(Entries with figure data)

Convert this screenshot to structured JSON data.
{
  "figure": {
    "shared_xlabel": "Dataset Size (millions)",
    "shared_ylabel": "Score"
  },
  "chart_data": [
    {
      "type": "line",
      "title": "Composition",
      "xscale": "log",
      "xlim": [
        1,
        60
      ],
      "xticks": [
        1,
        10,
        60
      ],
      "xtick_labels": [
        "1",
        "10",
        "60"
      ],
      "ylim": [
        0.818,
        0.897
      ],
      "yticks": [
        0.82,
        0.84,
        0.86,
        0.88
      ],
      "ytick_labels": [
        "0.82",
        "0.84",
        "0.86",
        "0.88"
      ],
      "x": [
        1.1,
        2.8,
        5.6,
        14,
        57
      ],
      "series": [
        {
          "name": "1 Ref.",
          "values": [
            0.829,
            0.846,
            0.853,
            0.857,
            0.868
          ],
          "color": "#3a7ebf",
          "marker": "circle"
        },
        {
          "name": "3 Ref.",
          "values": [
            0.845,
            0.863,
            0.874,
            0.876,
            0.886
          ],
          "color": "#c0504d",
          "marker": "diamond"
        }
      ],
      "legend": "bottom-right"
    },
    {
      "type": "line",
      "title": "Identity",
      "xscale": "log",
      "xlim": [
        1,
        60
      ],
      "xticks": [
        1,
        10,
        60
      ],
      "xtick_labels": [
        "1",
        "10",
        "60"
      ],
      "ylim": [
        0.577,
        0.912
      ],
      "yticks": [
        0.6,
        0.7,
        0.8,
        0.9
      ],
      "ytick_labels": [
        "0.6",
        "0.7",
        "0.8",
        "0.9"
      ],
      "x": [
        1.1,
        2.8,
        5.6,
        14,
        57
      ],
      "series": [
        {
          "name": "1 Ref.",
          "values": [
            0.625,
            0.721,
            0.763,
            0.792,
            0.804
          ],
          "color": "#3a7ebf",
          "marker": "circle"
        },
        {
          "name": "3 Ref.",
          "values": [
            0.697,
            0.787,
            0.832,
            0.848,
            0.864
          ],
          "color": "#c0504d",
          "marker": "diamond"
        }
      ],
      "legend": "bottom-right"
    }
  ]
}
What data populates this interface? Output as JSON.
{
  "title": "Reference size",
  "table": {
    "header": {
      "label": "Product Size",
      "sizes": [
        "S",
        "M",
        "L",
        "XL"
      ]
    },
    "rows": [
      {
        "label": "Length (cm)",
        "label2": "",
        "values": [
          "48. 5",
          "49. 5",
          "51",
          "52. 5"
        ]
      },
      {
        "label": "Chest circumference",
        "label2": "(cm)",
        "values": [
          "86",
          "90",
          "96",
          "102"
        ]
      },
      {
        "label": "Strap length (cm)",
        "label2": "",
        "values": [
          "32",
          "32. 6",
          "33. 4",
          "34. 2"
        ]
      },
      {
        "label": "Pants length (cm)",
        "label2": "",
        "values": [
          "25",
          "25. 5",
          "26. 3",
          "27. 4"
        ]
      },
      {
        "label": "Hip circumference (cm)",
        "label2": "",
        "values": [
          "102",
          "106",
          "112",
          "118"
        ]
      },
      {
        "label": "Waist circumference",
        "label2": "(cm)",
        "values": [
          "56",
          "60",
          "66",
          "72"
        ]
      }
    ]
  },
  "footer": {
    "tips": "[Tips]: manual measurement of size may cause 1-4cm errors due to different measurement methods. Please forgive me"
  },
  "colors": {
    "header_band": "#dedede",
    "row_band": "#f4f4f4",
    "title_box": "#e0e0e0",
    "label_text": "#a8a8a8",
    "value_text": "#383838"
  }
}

TASK PROMPT:
Each entry is to be returned in full, character for character.

THE SOLUTION:
Convert this screenshot to structured JSON data.
{
  "figure": {
    "shared_xlabel": "Dataset Size (millions)",
    "shared_ylabel": "Score"
  },
  "chart_data": [
    {
      "type": "line",
      "title": "Composition",
      "xscale": "log",
      "xlim": [
        1,
        60
      ],
      "xticks": [
        1,
        10,
        60
      ],
      "xtick_labels": [
        "1",
        "10",
        "60"
      ],
      "ylim": [
        0.818,
        0.897
      ],
      "yticks": [
        0.82,
        0.84,
        0.86,
        0.88
      ],
      "ytick_labels": [
        "0.82",
        "0.84",
        "0.86",
        "0.88"
      ],
      "x": [
        1.1,
        2.8,
        5.6,
        14,
        57
      ],
      "series": [
        {
          "name": "1 Ref.",
          "values": [
            0.829,
            0.846,
            0.853,
            0.857,
            0.868
          ],
          "color": "#3a7ebf",
          "marker": "circle"
        },
        {
          "name": "3 Ref.",
          "values": [
            0.845,
            0.863,
            0.874,
            0.876,
            0.886
          ],
          "color": "#c0504d",
          "marker": "diamond"
        }
      ],
      "legend": "bottom-right"
    },
    {
      "type": "line",
      "title": "Identity",
      "xscale": "log",
      "xlim": [
        1,
        60
      ],
      "xticks": [
        1,
        10,
        60
      ],
      "xtick_labels": [
        "1",
        "10",
        "60"
      ],
      "ylim": [
        0.577,
        0.912
      ],
      "yticks": [
        0.6,
        0.7,
        0.8,
        0.9
      ],
      "ytick_labels": [
        "0.6",
        "0.7",
        "0.8",
        "0.9"
      ],
      "x": [
        1.1,
        2.8,
        5.6,
        14,
        57
      ],
      "series": [
        {
          "name": "1 Ref.",
          "values": [
            0.625,
            0.721,
            0.763,
            0.792,
            0.804
          ],
          "color": "#3a7ebf",
          "marker": "circle"
        },
        {
          "name": "3 Ref.",
          "values": [
            0.697,
            0.787,
            0.832,
            0.848,
            0.864
          ],
          "color": "#c0504d",
          "marker": "diamond"
        }
      ],
      "legend": "bottom-right"
    }
  ]
}
What data populates this interface? Output as JSON.
{
  "title": "Reference size",
  "table": {
    "header": {
      "label": "Product Size",
      "sizes": [
        "S",
        "M",
        "L",
        "XL"
      ]
    },
    "rows": [
      {
        "label": "Length (cm)",
        "label2": "",
        "values": [
          "48. 5",
          "49. 5",
          "51",
          "52. 5"
        ]
      },
      {
        "label": "Chest circumference",
        "label2": "(cm)",
        "values": [
          "86",
          "90",
          "96",
          "102"
        ]
      },
      {
        "label": "Strap length (cm)",
        "label2": "",
        "values": [
          "32",
          "32. 6",
          "33. 4",
          "34. 2"
        ]
      },
      {
        "label": "Pants length (cm)",
        "label2": "",
        "values": [
          "25",
          "25. 5",
          "26. 3",
          "27. 4"
        ]
      },
      {
        "label": "Hip circumference (cm)",
        "label2": "",
        "values": [
          "102",
          "106",
          "112",
          "118"
        ]
      },
      {
        "label": "Waist circumference",
        "label2": "(cm)",
        "values": [
          "56",
          "60",
          "66",
          "72"
        ]
      }
    ]
  },
  "footer": {
    "tips": "[Tips]: manual measurement of size may cause 1-4cm errors due to different measurement methods. Please forgive me"
  },
  "colors": {
    "header_band": "#dedede",
    "row_band": "#f4f4f4",
    "title_box": "#e0e0e0",
    "label_text": "#a8a8a8",
    "value_text": "#383838"
  }
}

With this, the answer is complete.